§ **What is required**:
Reproduce the full listing below unchanged, apart from the pictures.

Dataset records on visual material
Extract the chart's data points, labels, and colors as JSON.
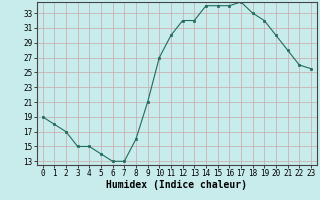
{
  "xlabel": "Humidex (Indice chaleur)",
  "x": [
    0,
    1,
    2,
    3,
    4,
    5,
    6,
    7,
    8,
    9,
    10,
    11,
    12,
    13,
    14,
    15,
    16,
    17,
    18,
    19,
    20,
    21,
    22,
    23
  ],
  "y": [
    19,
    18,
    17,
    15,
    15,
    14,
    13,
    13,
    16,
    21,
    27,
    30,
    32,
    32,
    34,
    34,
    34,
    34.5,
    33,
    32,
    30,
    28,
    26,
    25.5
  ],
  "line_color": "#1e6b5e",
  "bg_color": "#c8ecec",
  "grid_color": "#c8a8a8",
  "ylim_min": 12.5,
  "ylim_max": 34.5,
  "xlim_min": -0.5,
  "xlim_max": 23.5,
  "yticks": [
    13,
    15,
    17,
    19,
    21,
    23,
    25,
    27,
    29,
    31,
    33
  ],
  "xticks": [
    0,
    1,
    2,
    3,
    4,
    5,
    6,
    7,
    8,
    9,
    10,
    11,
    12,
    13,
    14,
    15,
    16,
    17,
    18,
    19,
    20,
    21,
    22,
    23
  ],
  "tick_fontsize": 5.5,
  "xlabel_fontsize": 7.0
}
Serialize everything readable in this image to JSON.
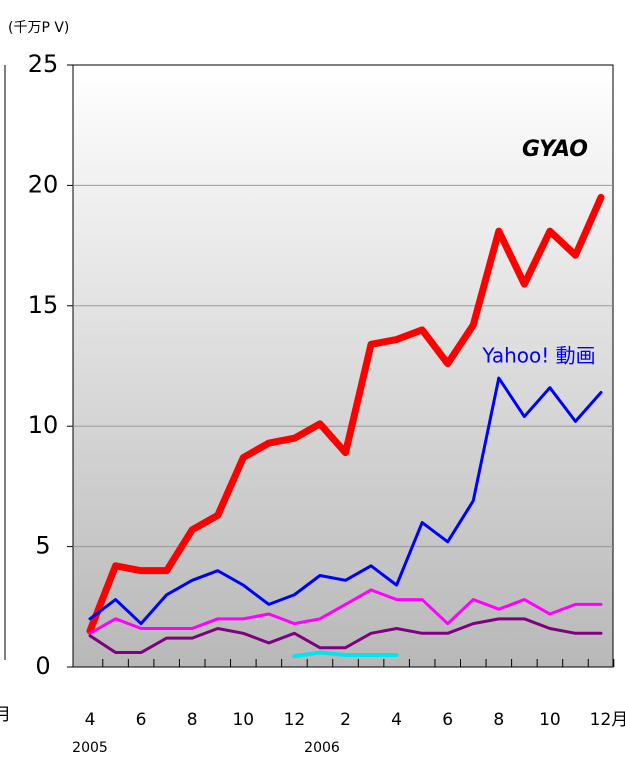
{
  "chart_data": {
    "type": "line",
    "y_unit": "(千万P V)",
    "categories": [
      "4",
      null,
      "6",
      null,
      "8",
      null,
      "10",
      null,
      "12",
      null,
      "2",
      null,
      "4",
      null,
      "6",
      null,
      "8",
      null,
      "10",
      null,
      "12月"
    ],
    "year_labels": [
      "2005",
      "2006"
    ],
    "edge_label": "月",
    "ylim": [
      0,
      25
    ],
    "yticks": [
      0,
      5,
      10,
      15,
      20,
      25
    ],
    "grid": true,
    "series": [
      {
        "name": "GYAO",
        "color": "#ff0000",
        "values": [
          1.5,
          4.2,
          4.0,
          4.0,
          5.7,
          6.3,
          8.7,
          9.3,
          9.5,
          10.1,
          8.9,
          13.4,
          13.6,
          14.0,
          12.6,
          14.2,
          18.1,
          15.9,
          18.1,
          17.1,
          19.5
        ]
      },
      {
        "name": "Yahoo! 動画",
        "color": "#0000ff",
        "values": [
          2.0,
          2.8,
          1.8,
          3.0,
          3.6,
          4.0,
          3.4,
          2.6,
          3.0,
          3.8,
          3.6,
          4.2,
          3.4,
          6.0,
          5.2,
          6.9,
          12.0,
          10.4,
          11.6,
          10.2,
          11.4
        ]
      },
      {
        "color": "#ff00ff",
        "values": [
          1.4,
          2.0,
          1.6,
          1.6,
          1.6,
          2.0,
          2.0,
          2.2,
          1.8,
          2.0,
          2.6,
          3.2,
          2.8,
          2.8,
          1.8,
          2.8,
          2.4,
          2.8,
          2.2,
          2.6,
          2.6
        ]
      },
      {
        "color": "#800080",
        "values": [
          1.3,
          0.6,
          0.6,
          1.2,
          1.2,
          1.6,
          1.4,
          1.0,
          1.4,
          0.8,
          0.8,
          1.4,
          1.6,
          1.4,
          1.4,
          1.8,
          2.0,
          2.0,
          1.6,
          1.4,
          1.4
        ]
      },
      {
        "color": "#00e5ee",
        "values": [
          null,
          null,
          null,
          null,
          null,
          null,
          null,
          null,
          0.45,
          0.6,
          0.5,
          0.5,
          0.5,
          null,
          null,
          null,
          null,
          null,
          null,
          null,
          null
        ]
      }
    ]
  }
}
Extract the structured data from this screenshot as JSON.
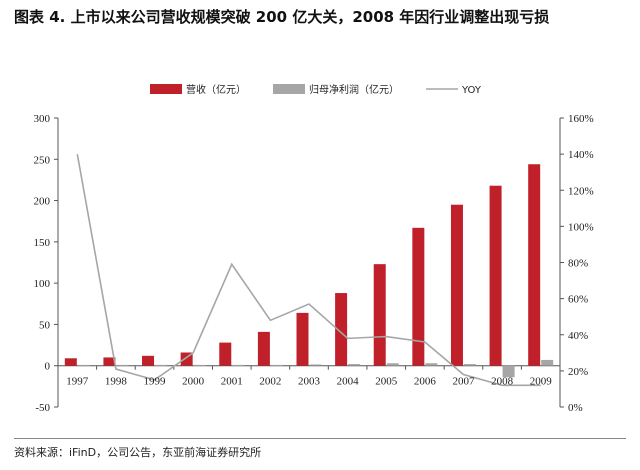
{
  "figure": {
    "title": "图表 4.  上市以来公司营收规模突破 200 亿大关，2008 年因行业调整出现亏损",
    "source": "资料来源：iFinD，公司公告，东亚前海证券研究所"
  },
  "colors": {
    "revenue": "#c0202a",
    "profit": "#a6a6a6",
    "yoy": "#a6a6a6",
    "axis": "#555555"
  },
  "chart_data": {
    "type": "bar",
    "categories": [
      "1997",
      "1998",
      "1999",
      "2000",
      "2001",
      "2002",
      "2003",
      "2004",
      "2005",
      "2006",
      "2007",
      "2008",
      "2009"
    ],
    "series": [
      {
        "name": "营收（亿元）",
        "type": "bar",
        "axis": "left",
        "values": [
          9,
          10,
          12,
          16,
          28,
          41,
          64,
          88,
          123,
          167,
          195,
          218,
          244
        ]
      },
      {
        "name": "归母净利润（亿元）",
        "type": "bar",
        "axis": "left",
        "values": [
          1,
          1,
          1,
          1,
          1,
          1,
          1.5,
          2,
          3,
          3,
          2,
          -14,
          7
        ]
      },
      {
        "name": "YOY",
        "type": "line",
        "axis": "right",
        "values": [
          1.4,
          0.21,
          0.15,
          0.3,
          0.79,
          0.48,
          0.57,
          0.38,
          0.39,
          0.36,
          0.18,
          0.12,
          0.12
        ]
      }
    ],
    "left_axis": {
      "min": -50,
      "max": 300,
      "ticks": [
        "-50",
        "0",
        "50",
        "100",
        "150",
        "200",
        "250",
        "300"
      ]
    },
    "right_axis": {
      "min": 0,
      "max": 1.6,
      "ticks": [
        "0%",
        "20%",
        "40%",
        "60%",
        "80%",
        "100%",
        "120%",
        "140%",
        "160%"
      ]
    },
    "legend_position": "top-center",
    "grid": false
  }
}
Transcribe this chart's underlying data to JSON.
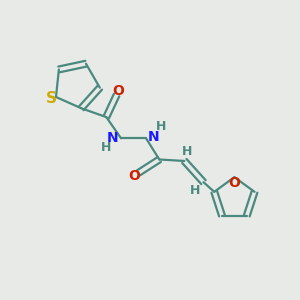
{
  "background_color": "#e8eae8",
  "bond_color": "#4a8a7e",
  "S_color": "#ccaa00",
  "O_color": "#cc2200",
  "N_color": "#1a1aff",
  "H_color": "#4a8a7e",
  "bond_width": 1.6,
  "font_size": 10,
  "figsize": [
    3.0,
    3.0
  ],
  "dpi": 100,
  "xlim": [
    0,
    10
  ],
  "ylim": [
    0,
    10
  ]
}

§ **Response to the exercise**:
Extract the chart's data points, labels, and colors as JSON.
{
  "xlabel": "Humidex (Indice chaleur)",
  "x": [
    0,
    1,
    2,
    3,
    4,
    5,
    6,
    7,
    8,
    9,
    10,
    11,
    12,
    13,
    14,
    15,
    16,
    17,
    18,
    19,
    20,
    21,
    22,
    23
  ],
  "y": [
    19,
    18,
    17,
    15,
    15,
    14,
    13,
    13,
    16,
    21,
    27,
    30,
    32,
    32,
    34,
    34,
    34,
    34.5,
    33,
    32,
    30,
    28,
    26,
    25.5
  ],
  "line_color": "#1e6b5e",
  "bg_color": "#c8ecec",
  "grid_color": "#c8a8a8",
  "ylim_min": 12.5,
  "ylim_max": 34.5,
  "xlim_min": -0.5,
  "xlim_max": 23.5,
  "yticks": [
    13,
    15,
    17,
    19,
    21,
    23,
    25,
    27,
    29,
    31,
    33
  ],
  "xticks": [
    0,
    1,
    2,
    3,
    4,
    5,
    6,
    7,
    8,
    9,
    10,
    11,
    12,
    13,
    14,
    15,
    16,
    17,
    18,
    19,
    20,
    21,
    22,
    23
  ],
  "tick_fontsize": 5.5,
  "xlabel_fontsize": 7.0
}
Serialize everything readable in this image to JSON.
{
  "chart_data": {
    "type": "line",
    "y_unit": "(千万P V)",
    "categories": [
      "4",
      null,
      "6",
      null,
      "8",
      null,
      "10",
      null,
      "12",
      null,
      "2",
      null,
      "4",
      null,
      "6",
      null,
      "8",
      null,
      "10",
      null,
      "12月"
    ],
    "year_labels": [
      "2005",
      "2006"
    ],
    "edge_label": "月",
    "ylim": [
      0,
      25
    ],
    "yticks": [
      0,
      5,
      10,
      15,
      20,
      25
    ],
    "grid": true,
    "series": [
      {
        "name": "GYAO",
        "color": "#ff0000",
        "values": [
          1.5,
          4.2,
          4.0,
          4.0,
          5.7,
          6.3,
          8.7,
          9.3,
          9.5,
          10.1,
          8.9,
          13.4,
          13.6,
          14.0,
          12.6,
          14.2,
          18.1,
          15.9,
          18.1,
          17.1,
          19.5
        ]
      },
      {
        "name": "Yahoo! 動画",
        "color": "#0000ff",
        "values": [
          2.0,
          2.8,
          1.8,
          3.0,
          3.6,
          4.0,
          3.4,
          2.6,
          3.0,
          3.8,
          3.6,
          4.2,
          3.4,
          6.0,
          5.2,
          6.9,
          12.0,
          10.4,
          11.6,
          10.2,
          11.4
        ]
      },
      {
        "color": "#ff00ff",
        "values": [
          1.4,
          2.0,
          1.6,
          1.6,
          1.6,
          2.0,
          2.0,
          2.2,
          1.8,
          2.0,
          2.6,
          3.2,
          2.8,
          2.8,
          1.8,
          2.8,
          2.4,
          2.8,
          2.2,
          2.6,
          2.6
        ]
      },
      {
        "color": "#800080",
        "values": [
          1.3,
          0.6,
          0.6,
          1.2,
          1.2,
          1.6,
          1.4,
          1.0,
          1.4,
          0.8,
          0.8,
          1.4,
          1.6,
          1.4,
          1.4,
          1.8,
          2.0,
          2.0,
          1.6,
          1.4,
          1.4
        ]
      },
      {
        "color": "#00e5ee",
        "values": [
          null,
          null,
          null,
          null,
          null,
          null,
          null,
          null,
          0.45,
          0.6,
          0.5,
          0.5,
          0.5,
          null,
          null,
          null,
          null,
          null,
          null,
          null,
          null
        ]
      }
    ]
  }
}
Extract the structured data from this screenshot as JSON.
{
  "figure": {
    "title": "图表 4.  上市以来公司营收规模突破 200 亿大关，2008 年因行业调整出现亏损",
    "source": "资料来源：iFinD，公司公告，东亚前海证券研究所"
  },
  "colors": {
    "revenue": "#c0202a",
    "profit": "#a6a6a6",
    "yoy": "#a6a6a6",
    "axis": "#555555"
  },
  "chart_data": {
    "type": "bar",
    "categories": [
      "1997",
      "1998",
      "1999",
      "2000",
      "2001",
      "2002",
      "2003",
      "2004",
      "2005",
      "2006",
      "2007",
      "2008",
      "2009"
    ],
    "series": [
      {
        "name": "营收（亿元）",
        "type": "bar",
        "axis": "left",
        "values": [
          9,
          10,
          12,
          16,
          28,
          41,
          64,
          88,
          123,
          167,
          195,
          218,
          244
        ]
      },
      {
        "name": "归母净利润（亿元）",
        "type": "bar",
        "axis": "left",
        "values": [
          1,
          1,
          1,
          1,
          1,
          1,
          1.5,
          2,
          3,
          3,
          2,
          -14,
          7
        ]
      },
      {
        "name": "YOY",
        "type": "line",
        "axis": "right",
        "values": [
          1.4,
          0.21,
          0.15,
          0.3,
          0.79,
          0.48,
          0.57,
          0.38,
          0.39,
          0.36,
          0.18,
          0.12,
          0.12
        ]
      }
    ],
    "left_axis": {
      "min": -50,
      "max": 300,
      "ticks": [
        "-50",
        "0",
        "50",
        "100",
        "150",
        "200",
        "250",
        "300"
      ]
    },
    "right_axis": {
      "min": 0,
      "max": 1.6,
      "ticks": [
        "0%",
        "20%",
        "40%",
        "60%",
        "80%",
        "100%",
        "120%",
        "140%",
        "160%"
      ]
    },
    "legend_position": "top-center",
    "grid": false
  }
}
Transcribe this chart's underlying data to JSON.
{
  "background_color": "#e8eae8",
  "bond_color": "#4a8a7e",
  "S_color": "#ccaa00",
  "O_color": "#cc2200",
  "N_color": "#1a1aff",
  "H_color": "#4a8a7e",
  "bond_width": 1.6,
  "font_size": 10,
  "figsize": [
    3.0,
    3.0
  ],
  "dpi": 100,
  "xlim": [
    0,
    10
  ],
  "ylim": [
    0,
    10
  ]
}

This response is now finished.